Per Ek, a spokesman for the agency, says he understands that some foreign workers end up “in a very difficult situation” if their visas are declined. But he insists that “overall assessment” method is largely “working quite smoothly” to limit the expulsions of skilled workers, while at the same time staying true to earlier legislation designed to protect workers across all industries.

“We are here for one clear reason. We have to make sure that the legislation or the laws are fulfilled… and we are trying our best to inform everyone who's coming here, in different kind of languages – in English for sure – on what kind of rules or requirements need to be fulfilled.”

I hope this lawsuit will push the decision makers to design better legislation – Ali Omumi

So far, 550 people have had their work permits rejected in 2019, including around 50 working in skilled IT and programming roles, significantly fewer than in 2018 and 2017.

▶ _PROVIDED MATERIAL_:

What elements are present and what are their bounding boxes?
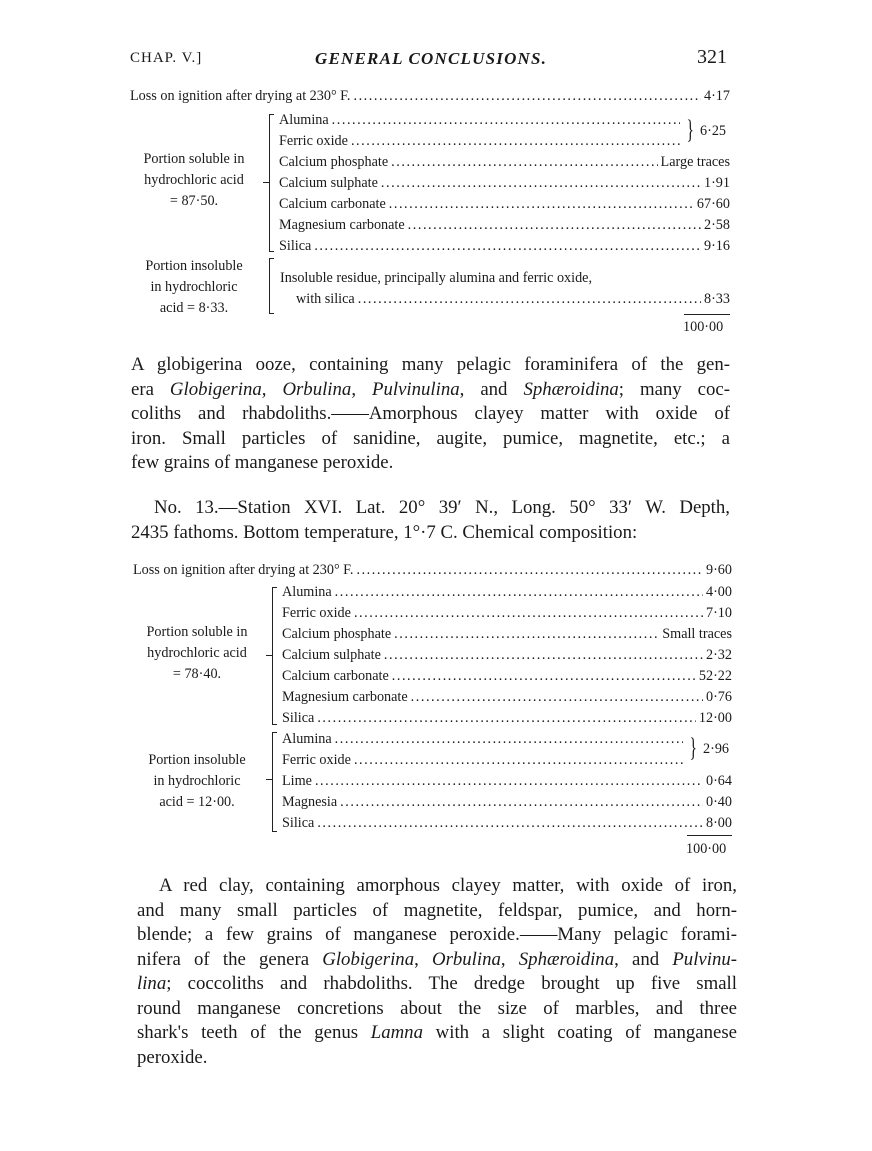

▶ _STATED PROBLEM 1_: Set down, word for word, the stretch of the passage on work-permit rejections from "Per Ek, a spokesman" through "across all industries.".
▶ _STATED PROBLEM 2_: How does the passage on work-permit rejections go on? Write the next part, picking up after its final sentence.

▶ _RESULT 1_:
Per Ek, a spokesman for the agency, says he understands that some foreign workers end up “in a very difficult situation” if their visas are declined. But he insists that “overall assessment” method is largely “working quite smoothly” to limit the expulsions of skilled workers, while at the same time staying true to earlier legislation designed to protect workers across all industries.

▶ _RESULT 2_:
However lawyer Alexandra Loyd believes the agency still has the tendency to “stick to the rules” – rejecting cases where there is no legal precedent and waiting for these to be appealed in the courts, rather than looking at the bigger picture at the start of each visa renewal process. “There is a lack of foreseeability in the system and in the decisions from the Migration Agency,” she argues.

Sales engineer Ali Omumi is now back in Sweden where he has taken on a new role with his former employer ABB. But securing his return was a long process. The Iranian temporarily relocated to Istanbul with his family while he looked for new opportunities in Sweden and elsewhere in northern Europe. He initially rented out the family’s home, but was soon forced to sell it at below the market rate, after being told he had broken rules which ban most apartment owners in Sweden from hiring out their properties unless they have moved because of work, studies, sickness or to live with a partner or other relatives, none of which applied to Omumi.

When he was offered his job in Sweden, he was initially blocked from applying for a new visa, because the Migration Authority said he had not been outside the country for long enough, a decision which was eventually overturned. Centrum för Rättvisa is now helping him sue the Swedish state for loss of earnings during the period he was away. It’s the first time a deported worker has lodged a case of this kind, and he could be awarded around 600,000 Swedish kronor ($62,900).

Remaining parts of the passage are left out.